──────── Excerpt to read

That reframes what investors need to do. The question isn't "is AI real?" It's "how do I get onto the path this capex is flowing down?" Follow that path and you don't just see GPUs and software. You see the foundry that etches those chips, the memory that sits on them, the power and cooling equipment inside the data centers — the whole chain scales in lockstep.

Here are the five infrastructure-layer names I actually hold, and why each one earned a spot in the portfolio.

1. Nvidia — The GPU Backbone With No Credible Competitor

Nvidia is the GPU backbone of the entire AI ecosystem. There's no credible competitor at this scale right now. Every data center being built runs on Nvidia.

Early in 2025, the stock plunged 37%. The headlines were brutal — "overvalued," "the AI trade is dead." Nvidia finished that year up 39%. The investors who held, or better yet added into the drawdown, made out exceptionally well. Not because they were lucky, but because they understood what they owned.

Picks and shovels. That single framing is the most accurate lens for Nvidia. It doesn't matter which gold strike pays off — whoever sells the picks and shovels gets paid. Nvidia's GPUs are the picks and shovels of the AI gold rush.

2. TSM (Taiwan Semiconductor) — The Single Foundry Bottleneck

TSM is where those GPUs actually get manufactured. They just raised their 2026 revenue growth outlook to above 30%. A company already growing at 30% just guided the next year higher.

Why? Because AI silicon demand is relentless. Foundries don't get built overnight — a new fab takes years. GPU demand, meanwhile, accelerates every quarter. Demand is a vertical line; supply is a slow ladder. That gap is TSM's pricing power.

Holding Nvidia without TSM is like watching the side of the chain that sells GPUs without watching the side that has to manufacture them. The logic only works if you own both ends.

3. Micron — HBM Is Already Sold Out Through 2026

Every AI chip needs high-bandwidth memory to function. Micron's HBM is already sold out through 2026. Not "selling well" — completely sold out.

The result is in the EPS, which has tripled in two years. Memory is historically a cyclical industry, but HBM is tethered directly to the AI capex cycle, which smooths a lot of that volatility. Supply is booked multiple quarters out; demand grows with every new capex announcement.

Retail investors tend not to take Micron as seriously as Nvidia or TSM. That gap is the opportunity. No AI chip functions without HBM. That alone places this company at the center of the cycle.

4. Vertiv — The Power and Cooling Layer Most People Skip Entirely

This is the name many investors don't even look at. Massive GPU clusters consume enormous power and dump enormous heat. Without the equipment to supply that power and remove that heat, data centers don't run.

Vertiv supplies that exact layer — power management and thermal infrastructure. It isn't as sexy as talking about language models, so it gets less press coverage. But the money flows through here too. As AI data centers scale, Vertiv's backlog builds.

Owning only GPU names gives you exposure to the "compute" story. Adding power-and-cooling names like Vertiv extends that to the "infrastructure" story. Those are different bets.

────────────────
──────── Supplied information

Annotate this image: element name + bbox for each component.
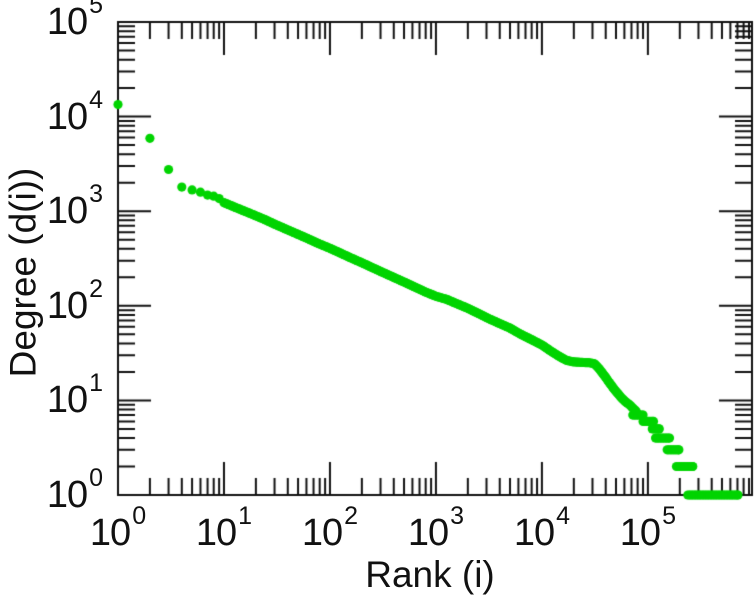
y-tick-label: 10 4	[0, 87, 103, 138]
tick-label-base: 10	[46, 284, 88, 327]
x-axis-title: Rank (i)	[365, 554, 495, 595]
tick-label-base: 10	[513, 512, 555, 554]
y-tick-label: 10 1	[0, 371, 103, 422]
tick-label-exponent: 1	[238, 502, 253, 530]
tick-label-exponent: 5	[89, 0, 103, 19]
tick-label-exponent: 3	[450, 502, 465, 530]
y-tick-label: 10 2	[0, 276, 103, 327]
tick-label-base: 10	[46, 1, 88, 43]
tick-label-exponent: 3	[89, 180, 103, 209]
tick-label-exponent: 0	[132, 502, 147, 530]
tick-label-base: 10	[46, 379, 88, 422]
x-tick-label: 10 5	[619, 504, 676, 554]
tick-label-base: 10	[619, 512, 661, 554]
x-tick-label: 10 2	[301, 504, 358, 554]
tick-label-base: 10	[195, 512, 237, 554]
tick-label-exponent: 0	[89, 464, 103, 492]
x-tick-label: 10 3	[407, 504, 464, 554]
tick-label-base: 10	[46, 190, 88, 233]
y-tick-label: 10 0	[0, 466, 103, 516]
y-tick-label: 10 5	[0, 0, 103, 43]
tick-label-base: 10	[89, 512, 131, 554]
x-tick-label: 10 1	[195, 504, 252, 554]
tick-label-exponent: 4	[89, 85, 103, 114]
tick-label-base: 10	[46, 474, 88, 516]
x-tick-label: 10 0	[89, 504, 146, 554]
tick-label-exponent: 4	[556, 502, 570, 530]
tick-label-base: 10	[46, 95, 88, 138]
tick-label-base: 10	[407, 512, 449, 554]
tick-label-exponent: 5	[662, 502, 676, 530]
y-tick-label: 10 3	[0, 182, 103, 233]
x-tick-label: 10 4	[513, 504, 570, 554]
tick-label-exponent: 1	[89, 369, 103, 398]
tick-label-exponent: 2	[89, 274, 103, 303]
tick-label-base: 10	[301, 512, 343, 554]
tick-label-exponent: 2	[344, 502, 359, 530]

────────────────

:: What you will do ::
1) Print the AI infrastructure stocks passage from "Vertiv supplies that" up to and including "Vertiv's backlog builds.".
2) Continue the passage on AI infrastructure stocks from where it stops.

:: Response list ::
1)
Vertiv supplies that exact layer — power management and thermal infrastructure. It isn't as sexy as talking about language models, so it gets less press coverage. But the money flows through here too. As AI data centers scale, Vertiv's backlog builds.

2)
5. SMH — The Whole Ecosystem Without Single-Name Volatility

For investors who can't stomach single-stock volatility, SMH (the VanEck Semiconductor ETF) is the cleanest basket I know of. You get Nvidia, TSMC, Micron, and the full semiconductor ecosystem in one ticker. It's up over 133% in the last year.

If you want AI exposure but don't want to live through a 37% drawdown in any single name, SMH is close to the right answer. Diversification across multiple names means one earnings miss doesn't shake the whole position, and you still ride the ecosystem up.

Personally, I hold both individual names and SMH. The individual names are where I pursue alpha; SMH provides the beta underneath.

Why I Read These Five Names as One Story

Because they're all different slices of the same capex cycle.

Nvidia designs → TSM manufactures → Micron adds memory → Vertiv supplies the power and cooling to run it → SMH wraps the whole thing. They look like five separate companies, but when a single capex dollar is committed, all five benefit simultaneously.

The most underpriced risk I see is that the market is still discounting this capex cycle as a one- or two-year event. My read is three years minimum, probably longer. The Fortune 500 budget just got set — execution is only beginning.

FAQ

Q: Nvidia has already run a lot. Is it too late to enter? A: "Already run a lot" is only true on a one-year chart. Zoom out to three years and the AI capex cycle is only in its middle innings. How you enter matters. Don't lump-sum — scale in. It's safer psychologically and financially.

Q: Micron is up 2x already. Can it keep going? A: HBM sold out through 2026 means revenue is already booked. There's still runway where pricing shows up in earnings. Remember, though — memory is cyclical. HBM has extended the cycle; it hasn't eliminated it.

Q: Should I invest in Vertiv if I don't know the name? A: Name recognition and return potential are two separate things. Vertiv is a major supplier of data-center power and cooling solutions. If the unfamiliarity is the blocker, consider starting with SMH, which captures this ecosystem in a basket.

Q: Which is better — SMH or SOXX? A: Both are semi ETFs but weighted differently. SMH is concentrated in top names (Nvidia, TSM are big), while SOXX is more diversified. For exposure to the top AI beneficiaries, SMH is tighter; for broader cycle exposure, SOXX is more reasonable.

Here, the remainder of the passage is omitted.